Stored entries:
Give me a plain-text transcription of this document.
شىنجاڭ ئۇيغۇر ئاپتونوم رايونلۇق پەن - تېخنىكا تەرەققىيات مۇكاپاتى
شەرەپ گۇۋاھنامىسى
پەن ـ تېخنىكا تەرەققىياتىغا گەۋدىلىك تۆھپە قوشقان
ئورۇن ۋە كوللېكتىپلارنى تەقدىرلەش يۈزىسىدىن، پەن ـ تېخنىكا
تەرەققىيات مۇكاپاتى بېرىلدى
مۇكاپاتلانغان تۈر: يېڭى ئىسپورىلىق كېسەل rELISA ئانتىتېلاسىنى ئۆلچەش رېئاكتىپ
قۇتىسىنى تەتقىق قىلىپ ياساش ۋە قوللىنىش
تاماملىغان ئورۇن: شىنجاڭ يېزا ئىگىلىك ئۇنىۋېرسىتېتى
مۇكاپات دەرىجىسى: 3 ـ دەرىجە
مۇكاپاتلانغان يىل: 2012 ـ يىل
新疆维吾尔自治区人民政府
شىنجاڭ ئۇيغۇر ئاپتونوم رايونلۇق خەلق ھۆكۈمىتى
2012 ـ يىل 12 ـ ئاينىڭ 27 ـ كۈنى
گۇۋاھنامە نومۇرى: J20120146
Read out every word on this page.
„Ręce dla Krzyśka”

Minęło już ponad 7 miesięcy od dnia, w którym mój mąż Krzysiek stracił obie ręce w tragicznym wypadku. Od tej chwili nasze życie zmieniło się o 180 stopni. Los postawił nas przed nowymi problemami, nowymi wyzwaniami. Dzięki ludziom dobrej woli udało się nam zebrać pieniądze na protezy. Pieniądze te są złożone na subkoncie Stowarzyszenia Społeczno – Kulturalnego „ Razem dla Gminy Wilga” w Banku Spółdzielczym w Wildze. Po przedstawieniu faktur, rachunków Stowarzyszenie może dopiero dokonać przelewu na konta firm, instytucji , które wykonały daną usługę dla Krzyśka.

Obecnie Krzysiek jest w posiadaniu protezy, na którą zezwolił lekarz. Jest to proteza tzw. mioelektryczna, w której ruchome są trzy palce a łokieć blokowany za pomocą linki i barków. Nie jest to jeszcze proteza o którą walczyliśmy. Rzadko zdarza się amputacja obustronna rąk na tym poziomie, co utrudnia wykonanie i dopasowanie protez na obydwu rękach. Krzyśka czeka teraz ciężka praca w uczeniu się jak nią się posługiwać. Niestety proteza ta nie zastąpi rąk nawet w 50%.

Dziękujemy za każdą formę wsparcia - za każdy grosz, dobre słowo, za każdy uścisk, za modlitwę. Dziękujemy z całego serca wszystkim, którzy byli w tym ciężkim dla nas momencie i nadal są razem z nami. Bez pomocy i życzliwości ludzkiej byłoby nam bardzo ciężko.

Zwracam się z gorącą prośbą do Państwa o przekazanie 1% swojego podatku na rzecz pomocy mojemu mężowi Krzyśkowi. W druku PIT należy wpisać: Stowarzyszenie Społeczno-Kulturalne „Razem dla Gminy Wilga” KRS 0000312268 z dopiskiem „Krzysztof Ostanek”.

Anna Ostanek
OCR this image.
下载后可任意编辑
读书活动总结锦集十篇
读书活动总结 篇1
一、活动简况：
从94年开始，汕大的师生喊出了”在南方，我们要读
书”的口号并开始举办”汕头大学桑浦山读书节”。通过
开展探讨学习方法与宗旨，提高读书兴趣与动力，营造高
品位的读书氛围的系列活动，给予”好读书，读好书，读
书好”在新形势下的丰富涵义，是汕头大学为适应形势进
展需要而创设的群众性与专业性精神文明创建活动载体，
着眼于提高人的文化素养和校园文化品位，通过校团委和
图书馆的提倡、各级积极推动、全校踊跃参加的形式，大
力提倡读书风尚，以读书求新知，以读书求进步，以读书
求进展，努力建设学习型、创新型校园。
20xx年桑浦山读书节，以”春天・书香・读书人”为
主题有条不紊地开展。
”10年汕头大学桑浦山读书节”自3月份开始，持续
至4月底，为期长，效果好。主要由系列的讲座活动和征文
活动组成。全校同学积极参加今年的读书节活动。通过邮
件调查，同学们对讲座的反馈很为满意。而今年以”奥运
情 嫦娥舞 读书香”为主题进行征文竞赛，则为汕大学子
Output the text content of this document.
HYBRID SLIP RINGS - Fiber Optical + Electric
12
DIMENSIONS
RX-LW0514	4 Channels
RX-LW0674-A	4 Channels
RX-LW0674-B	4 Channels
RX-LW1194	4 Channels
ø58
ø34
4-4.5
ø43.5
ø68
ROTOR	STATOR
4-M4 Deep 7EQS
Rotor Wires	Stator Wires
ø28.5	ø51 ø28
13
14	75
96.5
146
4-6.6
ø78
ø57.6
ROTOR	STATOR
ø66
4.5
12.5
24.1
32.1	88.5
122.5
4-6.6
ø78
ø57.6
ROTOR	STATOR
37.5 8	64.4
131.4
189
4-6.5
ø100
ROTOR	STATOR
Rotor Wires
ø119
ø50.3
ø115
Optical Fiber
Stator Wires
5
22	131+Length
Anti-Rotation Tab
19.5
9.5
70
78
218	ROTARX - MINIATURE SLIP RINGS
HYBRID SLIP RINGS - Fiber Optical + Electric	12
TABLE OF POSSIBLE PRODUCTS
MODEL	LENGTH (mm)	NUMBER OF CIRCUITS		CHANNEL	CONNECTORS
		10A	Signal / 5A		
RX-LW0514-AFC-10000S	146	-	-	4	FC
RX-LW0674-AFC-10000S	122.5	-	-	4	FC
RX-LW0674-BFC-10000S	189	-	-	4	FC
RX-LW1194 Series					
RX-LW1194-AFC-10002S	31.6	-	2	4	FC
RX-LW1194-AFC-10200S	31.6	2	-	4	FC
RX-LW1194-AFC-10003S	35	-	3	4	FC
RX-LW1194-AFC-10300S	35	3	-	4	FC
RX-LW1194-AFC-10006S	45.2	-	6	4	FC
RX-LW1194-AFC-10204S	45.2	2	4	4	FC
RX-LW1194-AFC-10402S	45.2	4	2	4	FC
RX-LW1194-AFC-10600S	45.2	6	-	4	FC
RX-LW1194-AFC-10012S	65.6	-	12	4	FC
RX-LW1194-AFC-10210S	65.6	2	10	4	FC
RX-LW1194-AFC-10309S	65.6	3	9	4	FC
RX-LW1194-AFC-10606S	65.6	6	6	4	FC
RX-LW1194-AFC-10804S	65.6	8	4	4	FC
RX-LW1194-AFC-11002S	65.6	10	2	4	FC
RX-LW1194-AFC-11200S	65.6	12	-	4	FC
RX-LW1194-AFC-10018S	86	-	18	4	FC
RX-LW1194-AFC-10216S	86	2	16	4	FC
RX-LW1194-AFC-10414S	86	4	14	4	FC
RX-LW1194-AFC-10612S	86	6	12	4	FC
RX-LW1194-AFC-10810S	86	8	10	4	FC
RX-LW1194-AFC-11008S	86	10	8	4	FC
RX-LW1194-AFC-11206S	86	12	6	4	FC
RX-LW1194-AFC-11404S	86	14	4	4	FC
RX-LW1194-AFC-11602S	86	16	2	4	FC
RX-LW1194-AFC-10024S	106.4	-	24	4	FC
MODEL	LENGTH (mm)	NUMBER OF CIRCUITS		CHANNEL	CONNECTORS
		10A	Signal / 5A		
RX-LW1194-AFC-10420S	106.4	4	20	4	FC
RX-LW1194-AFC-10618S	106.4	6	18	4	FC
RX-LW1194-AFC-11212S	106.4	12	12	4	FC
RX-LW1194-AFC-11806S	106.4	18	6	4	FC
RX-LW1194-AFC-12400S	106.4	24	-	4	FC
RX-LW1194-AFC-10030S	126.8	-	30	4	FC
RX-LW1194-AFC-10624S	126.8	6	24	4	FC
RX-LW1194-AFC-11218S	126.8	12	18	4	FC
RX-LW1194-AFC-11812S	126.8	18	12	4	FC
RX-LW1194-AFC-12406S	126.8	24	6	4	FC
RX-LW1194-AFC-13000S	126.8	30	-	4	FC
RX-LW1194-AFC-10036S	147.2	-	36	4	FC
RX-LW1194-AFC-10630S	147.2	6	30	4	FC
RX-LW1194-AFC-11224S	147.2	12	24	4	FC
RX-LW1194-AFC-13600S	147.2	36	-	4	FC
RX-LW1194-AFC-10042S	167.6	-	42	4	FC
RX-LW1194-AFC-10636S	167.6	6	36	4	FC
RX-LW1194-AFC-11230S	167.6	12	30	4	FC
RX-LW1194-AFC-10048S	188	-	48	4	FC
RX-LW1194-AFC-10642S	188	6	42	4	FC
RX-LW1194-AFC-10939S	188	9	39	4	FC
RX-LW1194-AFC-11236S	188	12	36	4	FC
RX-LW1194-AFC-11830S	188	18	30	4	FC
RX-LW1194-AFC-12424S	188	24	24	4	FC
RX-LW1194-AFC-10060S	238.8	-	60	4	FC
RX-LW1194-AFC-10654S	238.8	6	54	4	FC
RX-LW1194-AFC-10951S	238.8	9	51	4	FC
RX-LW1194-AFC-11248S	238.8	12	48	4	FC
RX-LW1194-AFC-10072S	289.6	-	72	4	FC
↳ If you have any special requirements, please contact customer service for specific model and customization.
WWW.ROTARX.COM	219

What is expected:
Each line that holds the string "Społeczno" counts once; give the total and nothing else.

Answer in full:
2